RECORDS SUPPLIED →
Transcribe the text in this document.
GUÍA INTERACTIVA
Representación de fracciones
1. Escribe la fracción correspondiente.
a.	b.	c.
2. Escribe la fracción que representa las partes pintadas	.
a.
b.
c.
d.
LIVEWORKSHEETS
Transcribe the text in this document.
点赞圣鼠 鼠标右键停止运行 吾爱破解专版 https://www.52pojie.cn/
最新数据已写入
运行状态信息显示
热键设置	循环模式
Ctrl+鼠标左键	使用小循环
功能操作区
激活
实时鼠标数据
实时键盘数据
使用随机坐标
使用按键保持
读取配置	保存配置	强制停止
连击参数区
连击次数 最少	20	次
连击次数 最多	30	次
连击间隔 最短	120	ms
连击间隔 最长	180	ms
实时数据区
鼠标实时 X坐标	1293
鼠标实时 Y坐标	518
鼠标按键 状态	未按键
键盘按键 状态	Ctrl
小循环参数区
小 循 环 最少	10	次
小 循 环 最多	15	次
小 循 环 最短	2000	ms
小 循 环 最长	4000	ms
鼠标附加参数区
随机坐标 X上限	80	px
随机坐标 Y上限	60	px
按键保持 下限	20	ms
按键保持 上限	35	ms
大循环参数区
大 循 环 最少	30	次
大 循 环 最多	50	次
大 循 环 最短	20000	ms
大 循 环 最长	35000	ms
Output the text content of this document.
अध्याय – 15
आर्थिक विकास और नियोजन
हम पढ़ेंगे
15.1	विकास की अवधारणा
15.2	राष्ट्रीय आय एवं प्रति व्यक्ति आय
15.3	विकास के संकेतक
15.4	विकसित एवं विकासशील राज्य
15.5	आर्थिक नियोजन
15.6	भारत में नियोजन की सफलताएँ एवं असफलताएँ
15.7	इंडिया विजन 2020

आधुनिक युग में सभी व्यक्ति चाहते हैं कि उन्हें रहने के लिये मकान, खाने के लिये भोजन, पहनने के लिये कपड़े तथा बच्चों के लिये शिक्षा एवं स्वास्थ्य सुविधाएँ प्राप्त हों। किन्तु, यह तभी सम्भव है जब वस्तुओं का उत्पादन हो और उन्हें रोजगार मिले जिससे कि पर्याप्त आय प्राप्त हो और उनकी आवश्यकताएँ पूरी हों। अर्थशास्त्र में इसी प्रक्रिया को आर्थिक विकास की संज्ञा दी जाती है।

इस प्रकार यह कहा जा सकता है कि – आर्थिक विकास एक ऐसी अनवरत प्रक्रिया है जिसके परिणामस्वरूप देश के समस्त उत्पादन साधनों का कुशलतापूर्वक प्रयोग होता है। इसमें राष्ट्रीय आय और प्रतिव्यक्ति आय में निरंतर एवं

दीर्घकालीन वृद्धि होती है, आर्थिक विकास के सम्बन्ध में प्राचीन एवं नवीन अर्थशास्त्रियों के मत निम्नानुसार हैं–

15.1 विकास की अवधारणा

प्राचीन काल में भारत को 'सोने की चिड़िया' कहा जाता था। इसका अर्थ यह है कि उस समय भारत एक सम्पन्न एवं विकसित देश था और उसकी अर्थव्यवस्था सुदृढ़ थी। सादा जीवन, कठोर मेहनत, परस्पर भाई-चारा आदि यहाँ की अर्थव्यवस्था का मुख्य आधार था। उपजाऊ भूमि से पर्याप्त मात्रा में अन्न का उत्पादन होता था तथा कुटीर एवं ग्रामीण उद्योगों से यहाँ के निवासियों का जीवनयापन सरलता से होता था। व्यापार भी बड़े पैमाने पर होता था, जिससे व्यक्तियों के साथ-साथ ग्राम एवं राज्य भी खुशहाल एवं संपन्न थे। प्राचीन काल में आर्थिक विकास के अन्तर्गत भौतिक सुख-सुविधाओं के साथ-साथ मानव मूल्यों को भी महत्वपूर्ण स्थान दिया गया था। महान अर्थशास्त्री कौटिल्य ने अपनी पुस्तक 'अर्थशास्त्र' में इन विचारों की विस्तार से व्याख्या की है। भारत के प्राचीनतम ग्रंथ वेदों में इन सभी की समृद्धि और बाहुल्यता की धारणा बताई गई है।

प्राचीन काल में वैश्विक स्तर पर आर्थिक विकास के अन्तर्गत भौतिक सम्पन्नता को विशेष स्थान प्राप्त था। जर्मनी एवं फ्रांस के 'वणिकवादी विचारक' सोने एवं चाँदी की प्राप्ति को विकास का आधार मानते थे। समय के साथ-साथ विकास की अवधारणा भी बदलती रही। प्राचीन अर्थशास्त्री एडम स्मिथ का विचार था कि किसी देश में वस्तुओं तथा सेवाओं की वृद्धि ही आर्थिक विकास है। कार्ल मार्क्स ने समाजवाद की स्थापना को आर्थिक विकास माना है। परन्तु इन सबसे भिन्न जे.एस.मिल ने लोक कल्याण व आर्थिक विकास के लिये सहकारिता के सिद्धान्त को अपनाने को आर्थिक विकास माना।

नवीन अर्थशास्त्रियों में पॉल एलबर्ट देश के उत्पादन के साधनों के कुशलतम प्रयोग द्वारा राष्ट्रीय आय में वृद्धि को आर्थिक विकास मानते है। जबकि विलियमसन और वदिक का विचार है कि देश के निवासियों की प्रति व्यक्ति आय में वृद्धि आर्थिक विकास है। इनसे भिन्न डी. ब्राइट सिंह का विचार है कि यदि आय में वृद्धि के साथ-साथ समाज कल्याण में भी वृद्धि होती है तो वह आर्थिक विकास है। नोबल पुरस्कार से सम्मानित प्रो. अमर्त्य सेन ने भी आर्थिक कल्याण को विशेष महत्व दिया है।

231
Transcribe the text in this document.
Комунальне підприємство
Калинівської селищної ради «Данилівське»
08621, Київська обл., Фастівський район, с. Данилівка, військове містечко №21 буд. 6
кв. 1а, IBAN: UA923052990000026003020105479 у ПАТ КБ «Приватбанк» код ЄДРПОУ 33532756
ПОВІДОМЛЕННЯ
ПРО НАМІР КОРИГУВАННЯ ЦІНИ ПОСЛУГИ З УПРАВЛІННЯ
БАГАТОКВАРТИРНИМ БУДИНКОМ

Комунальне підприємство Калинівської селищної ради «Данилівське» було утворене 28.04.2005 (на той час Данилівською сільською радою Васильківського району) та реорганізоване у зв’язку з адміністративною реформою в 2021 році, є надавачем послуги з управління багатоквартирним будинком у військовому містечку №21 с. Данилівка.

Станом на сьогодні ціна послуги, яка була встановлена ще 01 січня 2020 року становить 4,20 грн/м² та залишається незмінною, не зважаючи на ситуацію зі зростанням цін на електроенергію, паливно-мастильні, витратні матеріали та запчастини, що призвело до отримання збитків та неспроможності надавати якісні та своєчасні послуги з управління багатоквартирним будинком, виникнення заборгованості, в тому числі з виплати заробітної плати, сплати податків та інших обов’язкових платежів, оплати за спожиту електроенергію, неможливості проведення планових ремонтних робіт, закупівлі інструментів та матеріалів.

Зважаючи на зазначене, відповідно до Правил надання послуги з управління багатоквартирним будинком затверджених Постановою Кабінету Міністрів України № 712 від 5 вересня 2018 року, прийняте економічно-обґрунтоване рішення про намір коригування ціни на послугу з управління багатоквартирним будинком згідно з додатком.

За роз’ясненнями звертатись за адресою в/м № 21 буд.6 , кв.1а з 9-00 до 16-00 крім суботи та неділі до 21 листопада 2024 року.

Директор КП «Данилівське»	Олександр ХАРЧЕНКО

YOUR GOAL →
Search the lines for the word "Escribe" and report how many contain it, by number only.

RESPONSE FOR THIS EXERCISE →
2